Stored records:
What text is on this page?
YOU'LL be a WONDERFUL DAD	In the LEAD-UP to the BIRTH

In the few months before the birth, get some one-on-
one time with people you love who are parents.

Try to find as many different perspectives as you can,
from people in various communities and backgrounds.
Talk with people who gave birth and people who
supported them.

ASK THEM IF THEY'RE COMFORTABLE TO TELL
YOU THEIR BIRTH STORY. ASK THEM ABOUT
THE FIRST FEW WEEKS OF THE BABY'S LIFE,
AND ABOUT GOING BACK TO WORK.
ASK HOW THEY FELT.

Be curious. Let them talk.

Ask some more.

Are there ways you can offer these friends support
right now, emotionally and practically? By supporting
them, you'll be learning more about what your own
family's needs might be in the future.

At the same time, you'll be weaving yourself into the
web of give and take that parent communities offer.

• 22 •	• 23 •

◆ Exercise aim: Give all the records again. Match them exactly.

◆ Solution to this task:
What text is on this page?
YOU'LL be a WONDERFUL DAD	In the LEAD-UP to the BIRTH

In the few months before the birth, get some one-on-
one time with people you love who are parents.

Try to find as many different perspectives as you can,
from people in various communities and backgrounds.
Talk with people who gave birth and people who
supported them.

ASK THEM IF THEY'RE COMFORTABLE TO TELL
YOU THEIR BIRTH STORY. ASK THEM ABOUT
THE FIRST FEW WEEKS OF THE BABY'S LIFE,
AND ABOUT GOING BACK TO WORK.
ASK HOW THEY FELT.

Be curious. Let them talk.

Ask some more.

Are there ways you can offer these friends support
right now, emotionally and practically? By supporting
them, you'll be learning more about what your own
family's needs might be in the future.

At the same time, you'll be weaving yourself into the
web of give and take that parent communities offer.

• 22 •	• 23 •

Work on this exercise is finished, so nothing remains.